THE PROBLEM: For the material that follows, list every line containing the word "hind".

[Items from a figure collection]
=-=-=-=-=

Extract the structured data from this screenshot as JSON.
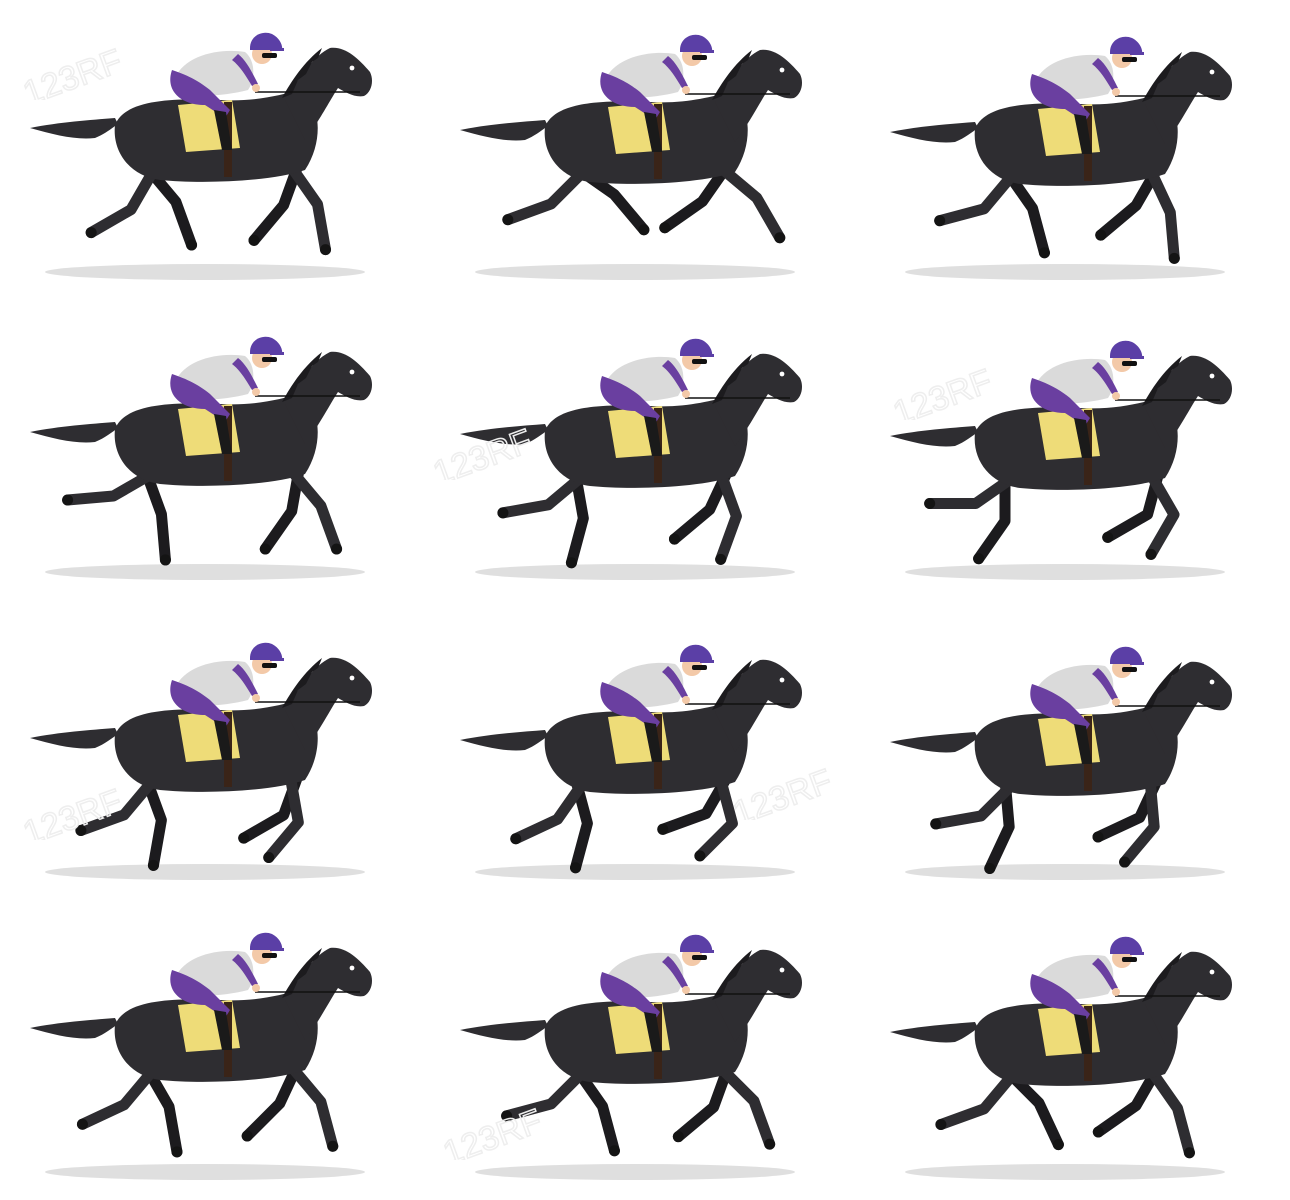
{
  "sheet": {
    "columns": 3,
    "rows": 4,
    "frame_count": 12,
    "colors": {
      "background": "#ffffff",
      "horse": "#2e2d31",
      "horse_shade": "#1c1b1e",
      "hoof": "#141414",
      "jockey_helmet": "#5b3fa6",
      "jockey_silks_purple": "#6a3fa0",
      "jockey_silks_white": "#dadada",
      "jockey_skin": "#f3c9a8",
      "saddle_cloth": "#eedc78",
      "shadow": "#d4d4d4",
      "watermark": "#eeeeee"
    }
  },
  "frames": [
    {
      "pose": "stretched-gallop"
    },
    {
      "pose": "full-extension"
    },
    {
      "pose": "landing-front"
    },
    {
      "pose": "tucked-hind"
    },
    {
      "pose": "gathering"
    },
    {
      "pose": "gathered-airborne"
    },
    {
      "pose": "hind-reach"
    },
    {
      "pose": "hind-reach-2"
    },
    {
      "pose": "suspension"
    },
    {
      "pose": "push-off"
    },
    {
      "pose": "reaching"
    },
    {
      "pose": "extended-trot"
    }
  ],
  "watermarks": [
    {
      "text": "123RF"
    },
    {
      "text": "123RF"
    },
    {
      "text": "123RF"
    },
    {
      "text": "123RF"
    },
    {
      "text": "123RF"
    },
    {
      "text": "123RF"
    }
  ]
}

=-=-=-=-=

RESULT OF THIS TASK:
      "pose": "tucked-hind"
      "pose": "hind-reach"
      "pose": "hind-reach-2"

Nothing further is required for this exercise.